Challenge:
Look through the material below for "title". Copy every line that contains it.

Exercise data:

/---

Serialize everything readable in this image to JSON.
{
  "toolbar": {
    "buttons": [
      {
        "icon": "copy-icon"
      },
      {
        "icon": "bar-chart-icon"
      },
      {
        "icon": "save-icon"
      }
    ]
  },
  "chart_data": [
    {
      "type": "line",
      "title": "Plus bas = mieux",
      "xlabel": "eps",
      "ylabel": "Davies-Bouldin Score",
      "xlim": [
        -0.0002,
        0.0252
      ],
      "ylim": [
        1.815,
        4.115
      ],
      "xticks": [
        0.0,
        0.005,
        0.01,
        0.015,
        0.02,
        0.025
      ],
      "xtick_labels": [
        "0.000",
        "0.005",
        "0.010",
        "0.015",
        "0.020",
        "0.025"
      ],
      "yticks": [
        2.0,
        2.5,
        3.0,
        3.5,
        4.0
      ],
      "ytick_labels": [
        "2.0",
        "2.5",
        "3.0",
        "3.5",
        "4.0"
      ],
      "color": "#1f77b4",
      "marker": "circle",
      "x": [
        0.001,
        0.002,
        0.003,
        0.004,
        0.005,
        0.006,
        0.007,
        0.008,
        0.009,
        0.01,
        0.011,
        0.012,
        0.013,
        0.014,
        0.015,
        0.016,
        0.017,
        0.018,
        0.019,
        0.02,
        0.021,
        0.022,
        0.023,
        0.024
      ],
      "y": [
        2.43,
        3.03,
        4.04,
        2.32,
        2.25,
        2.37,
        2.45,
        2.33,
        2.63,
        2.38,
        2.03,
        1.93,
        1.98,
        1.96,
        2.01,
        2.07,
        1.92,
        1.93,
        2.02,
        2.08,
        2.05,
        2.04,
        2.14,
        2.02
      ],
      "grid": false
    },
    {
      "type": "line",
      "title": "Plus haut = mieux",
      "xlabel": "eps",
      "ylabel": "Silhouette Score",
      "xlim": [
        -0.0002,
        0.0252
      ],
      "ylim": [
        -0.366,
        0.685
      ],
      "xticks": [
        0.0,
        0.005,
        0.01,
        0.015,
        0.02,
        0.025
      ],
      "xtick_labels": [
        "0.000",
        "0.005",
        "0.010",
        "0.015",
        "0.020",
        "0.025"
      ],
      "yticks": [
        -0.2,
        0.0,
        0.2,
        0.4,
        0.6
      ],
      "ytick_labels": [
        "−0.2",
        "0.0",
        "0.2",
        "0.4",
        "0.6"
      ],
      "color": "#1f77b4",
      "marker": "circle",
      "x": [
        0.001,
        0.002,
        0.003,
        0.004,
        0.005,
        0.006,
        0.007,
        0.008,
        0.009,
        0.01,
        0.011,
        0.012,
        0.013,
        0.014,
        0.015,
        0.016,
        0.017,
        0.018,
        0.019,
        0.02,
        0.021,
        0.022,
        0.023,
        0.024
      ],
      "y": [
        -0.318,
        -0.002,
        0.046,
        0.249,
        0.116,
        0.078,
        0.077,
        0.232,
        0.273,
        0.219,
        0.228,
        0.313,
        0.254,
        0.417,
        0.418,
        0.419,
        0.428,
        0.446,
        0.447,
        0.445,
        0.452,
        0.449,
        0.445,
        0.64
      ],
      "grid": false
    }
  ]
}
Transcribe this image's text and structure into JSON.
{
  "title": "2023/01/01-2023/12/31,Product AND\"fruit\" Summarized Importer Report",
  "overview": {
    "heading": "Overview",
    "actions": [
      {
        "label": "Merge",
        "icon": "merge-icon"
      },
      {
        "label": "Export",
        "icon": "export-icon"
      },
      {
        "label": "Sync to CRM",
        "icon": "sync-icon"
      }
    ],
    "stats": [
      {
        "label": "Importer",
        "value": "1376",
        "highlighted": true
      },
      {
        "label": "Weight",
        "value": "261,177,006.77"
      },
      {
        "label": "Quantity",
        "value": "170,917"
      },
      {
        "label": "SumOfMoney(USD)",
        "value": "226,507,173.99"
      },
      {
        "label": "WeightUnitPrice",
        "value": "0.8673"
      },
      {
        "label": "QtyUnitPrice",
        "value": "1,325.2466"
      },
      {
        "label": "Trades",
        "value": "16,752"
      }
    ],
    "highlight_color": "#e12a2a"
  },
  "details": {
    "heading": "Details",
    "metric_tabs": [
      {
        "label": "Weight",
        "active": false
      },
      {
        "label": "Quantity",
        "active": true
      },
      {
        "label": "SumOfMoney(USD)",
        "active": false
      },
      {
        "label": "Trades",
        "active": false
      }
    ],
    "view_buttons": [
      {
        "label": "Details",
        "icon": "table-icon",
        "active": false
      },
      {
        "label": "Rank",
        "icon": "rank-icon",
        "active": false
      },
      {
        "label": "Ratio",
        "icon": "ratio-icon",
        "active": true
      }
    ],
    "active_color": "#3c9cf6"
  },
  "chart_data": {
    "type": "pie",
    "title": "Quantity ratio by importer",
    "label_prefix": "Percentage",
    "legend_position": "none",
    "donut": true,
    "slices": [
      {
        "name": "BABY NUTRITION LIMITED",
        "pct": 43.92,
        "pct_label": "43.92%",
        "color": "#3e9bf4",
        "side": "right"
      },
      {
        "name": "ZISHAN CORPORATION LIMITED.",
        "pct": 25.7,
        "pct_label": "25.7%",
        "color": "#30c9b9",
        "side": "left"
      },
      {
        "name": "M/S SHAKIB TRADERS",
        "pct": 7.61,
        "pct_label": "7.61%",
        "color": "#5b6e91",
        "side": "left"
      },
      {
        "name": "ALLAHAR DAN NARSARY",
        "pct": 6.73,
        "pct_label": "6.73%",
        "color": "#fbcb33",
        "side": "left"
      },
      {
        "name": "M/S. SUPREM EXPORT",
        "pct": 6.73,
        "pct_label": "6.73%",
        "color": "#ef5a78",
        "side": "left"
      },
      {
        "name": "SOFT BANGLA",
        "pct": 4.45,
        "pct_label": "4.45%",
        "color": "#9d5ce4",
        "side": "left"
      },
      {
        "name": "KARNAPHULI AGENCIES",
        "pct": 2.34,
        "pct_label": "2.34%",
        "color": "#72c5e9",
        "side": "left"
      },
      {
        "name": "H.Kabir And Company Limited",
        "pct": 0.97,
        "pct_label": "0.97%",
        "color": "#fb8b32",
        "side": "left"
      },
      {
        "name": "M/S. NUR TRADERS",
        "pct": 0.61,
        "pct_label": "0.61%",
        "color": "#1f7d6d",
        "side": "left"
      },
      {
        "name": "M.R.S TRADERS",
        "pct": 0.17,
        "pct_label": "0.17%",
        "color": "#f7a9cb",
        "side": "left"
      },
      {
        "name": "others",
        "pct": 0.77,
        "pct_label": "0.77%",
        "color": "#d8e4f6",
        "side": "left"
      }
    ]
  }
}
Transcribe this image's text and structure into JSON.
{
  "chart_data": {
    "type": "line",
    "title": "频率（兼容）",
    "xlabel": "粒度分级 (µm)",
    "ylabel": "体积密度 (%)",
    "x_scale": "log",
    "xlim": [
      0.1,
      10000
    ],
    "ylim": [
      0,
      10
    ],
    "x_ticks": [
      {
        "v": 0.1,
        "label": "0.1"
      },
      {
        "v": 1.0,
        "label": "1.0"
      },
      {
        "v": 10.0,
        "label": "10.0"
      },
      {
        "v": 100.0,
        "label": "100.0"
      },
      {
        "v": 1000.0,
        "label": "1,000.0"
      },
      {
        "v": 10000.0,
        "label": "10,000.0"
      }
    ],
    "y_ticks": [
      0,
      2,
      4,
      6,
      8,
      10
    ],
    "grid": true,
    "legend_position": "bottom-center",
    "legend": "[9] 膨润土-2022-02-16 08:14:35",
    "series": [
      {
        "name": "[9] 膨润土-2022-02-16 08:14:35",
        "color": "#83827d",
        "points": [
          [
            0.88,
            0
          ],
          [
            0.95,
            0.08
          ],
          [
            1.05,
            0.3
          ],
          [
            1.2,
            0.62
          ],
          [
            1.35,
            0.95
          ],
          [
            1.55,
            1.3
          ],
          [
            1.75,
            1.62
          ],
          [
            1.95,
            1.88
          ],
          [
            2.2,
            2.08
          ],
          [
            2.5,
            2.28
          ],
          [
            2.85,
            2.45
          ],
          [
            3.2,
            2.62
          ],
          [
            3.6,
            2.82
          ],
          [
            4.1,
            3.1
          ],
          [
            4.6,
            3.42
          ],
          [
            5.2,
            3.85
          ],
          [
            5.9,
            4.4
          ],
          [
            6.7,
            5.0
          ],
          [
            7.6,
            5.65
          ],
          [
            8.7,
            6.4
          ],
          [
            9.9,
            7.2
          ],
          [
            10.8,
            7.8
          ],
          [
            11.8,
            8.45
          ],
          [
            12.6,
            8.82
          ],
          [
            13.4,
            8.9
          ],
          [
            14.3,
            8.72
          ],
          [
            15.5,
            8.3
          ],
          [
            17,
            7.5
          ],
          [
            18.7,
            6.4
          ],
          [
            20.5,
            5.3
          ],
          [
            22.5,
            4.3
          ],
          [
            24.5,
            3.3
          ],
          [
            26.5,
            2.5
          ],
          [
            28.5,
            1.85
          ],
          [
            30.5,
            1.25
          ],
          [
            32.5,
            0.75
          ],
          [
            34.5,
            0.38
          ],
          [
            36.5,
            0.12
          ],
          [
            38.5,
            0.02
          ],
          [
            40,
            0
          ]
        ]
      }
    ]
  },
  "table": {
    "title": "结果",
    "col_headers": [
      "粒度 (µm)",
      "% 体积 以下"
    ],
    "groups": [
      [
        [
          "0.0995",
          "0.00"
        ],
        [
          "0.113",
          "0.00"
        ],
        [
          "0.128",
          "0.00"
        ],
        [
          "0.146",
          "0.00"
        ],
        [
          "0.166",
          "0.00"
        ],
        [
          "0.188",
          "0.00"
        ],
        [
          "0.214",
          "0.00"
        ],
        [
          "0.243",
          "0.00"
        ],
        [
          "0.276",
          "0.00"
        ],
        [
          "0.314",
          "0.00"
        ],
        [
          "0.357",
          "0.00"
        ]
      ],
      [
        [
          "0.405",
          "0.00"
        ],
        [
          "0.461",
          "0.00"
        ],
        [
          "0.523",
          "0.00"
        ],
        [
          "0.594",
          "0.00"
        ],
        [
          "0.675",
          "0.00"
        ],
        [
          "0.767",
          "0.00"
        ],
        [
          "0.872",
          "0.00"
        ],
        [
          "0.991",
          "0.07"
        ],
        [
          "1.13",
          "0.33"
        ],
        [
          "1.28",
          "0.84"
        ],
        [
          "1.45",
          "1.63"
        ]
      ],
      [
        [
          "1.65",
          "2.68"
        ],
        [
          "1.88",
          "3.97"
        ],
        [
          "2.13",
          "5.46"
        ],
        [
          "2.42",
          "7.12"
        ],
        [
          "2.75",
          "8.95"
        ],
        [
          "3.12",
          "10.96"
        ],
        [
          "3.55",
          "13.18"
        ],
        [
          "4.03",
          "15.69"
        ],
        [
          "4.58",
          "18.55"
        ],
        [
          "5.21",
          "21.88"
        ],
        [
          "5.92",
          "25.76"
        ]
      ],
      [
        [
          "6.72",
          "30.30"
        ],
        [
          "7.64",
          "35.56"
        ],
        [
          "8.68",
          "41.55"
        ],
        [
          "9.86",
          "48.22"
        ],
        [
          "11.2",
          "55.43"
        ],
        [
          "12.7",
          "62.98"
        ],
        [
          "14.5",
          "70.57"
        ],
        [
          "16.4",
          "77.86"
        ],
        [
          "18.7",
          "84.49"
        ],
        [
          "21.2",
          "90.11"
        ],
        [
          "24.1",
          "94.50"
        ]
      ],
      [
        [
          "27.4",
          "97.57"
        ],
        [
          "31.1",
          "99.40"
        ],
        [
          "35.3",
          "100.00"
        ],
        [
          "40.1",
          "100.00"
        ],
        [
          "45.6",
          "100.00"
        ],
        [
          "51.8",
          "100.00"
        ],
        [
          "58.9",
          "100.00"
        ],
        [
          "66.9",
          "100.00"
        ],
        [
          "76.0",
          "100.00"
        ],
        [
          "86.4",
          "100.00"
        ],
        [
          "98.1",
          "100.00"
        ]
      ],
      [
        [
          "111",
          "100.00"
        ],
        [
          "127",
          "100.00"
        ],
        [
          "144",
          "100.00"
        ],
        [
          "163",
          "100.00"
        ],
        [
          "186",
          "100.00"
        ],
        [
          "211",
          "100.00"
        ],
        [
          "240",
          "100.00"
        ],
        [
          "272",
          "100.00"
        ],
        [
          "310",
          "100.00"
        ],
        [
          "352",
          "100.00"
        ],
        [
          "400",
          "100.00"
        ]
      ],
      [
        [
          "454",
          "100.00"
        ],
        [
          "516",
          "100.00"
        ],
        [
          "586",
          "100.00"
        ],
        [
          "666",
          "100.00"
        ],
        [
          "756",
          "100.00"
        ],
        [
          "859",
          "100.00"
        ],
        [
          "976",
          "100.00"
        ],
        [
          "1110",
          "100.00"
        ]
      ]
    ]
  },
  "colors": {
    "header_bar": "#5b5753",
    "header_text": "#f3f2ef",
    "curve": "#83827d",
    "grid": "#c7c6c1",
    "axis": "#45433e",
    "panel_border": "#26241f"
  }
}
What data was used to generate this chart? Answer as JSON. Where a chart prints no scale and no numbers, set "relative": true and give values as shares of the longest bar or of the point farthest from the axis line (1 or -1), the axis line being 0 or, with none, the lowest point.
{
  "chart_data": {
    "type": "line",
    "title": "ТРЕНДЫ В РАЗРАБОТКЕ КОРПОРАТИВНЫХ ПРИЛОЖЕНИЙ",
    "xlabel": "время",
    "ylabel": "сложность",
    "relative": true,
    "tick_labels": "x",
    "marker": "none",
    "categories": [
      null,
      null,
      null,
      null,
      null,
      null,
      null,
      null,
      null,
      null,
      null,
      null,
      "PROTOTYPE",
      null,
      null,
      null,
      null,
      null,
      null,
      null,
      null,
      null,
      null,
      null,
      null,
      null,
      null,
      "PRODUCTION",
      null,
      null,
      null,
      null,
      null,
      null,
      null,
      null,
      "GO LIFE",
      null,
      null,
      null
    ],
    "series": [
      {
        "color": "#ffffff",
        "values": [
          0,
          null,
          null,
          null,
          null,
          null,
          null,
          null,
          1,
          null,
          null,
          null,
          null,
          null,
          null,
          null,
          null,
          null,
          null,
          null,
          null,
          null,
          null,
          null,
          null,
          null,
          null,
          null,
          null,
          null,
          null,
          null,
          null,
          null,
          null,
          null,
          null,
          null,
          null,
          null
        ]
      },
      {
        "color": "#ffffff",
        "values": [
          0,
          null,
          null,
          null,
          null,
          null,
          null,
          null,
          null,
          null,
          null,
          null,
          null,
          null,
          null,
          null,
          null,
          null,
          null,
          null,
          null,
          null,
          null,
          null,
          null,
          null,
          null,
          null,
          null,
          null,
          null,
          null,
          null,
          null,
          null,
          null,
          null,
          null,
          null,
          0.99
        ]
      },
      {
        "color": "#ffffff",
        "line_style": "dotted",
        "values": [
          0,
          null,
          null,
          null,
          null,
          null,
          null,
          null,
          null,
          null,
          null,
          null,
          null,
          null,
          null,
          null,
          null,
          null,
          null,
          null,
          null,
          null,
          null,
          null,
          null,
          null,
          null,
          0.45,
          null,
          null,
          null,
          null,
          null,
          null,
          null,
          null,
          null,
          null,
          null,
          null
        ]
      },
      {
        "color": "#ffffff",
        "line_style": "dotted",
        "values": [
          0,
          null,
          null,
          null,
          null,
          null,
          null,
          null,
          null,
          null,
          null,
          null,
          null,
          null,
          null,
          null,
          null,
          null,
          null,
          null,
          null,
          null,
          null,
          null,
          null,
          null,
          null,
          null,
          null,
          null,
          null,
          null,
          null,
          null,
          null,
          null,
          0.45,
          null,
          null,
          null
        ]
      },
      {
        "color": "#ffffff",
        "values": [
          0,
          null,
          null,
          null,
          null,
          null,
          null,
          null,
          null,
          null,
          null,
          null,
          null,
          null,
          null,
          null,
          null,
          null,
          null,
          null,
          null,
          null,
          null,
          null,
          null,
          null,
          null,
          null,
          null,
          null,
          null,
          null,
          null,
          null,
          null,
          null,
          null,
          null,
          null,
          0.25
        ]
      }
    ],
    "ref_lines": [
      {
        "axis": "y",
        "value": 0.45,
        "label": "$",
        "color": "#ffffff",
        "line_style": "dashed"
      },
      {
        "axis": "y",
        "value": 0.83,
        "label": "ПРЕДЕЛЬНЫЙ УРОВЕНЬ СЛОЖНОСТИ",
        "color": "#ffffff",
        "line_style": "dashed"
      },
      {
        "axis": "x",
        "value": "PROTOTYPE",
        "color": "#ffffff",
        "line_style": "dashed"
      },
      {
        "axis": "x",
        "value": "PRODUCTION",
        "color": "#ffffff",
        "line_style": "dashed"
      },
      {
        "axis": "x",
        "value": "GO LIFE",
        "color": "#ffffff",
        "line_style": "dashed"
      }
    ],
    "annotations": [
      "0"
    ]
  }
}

\---

Exercise response:
      "title": "Plus bas = mieux",
      "title": "Plus haut = mieux",
  "title": "2023/01/01-2023/12/31,Product AND\"fruit\" Summarized Importer Report",
    "title": "Quantity ratio by importer",
    "title": "频率（兼容）",
    "title": "结果",
    "title": "ТРЕНДЫ В РАЗРАБОТКЕ КОРПОРАТИВНЫХ ПРИЛОЖЕНИЙ",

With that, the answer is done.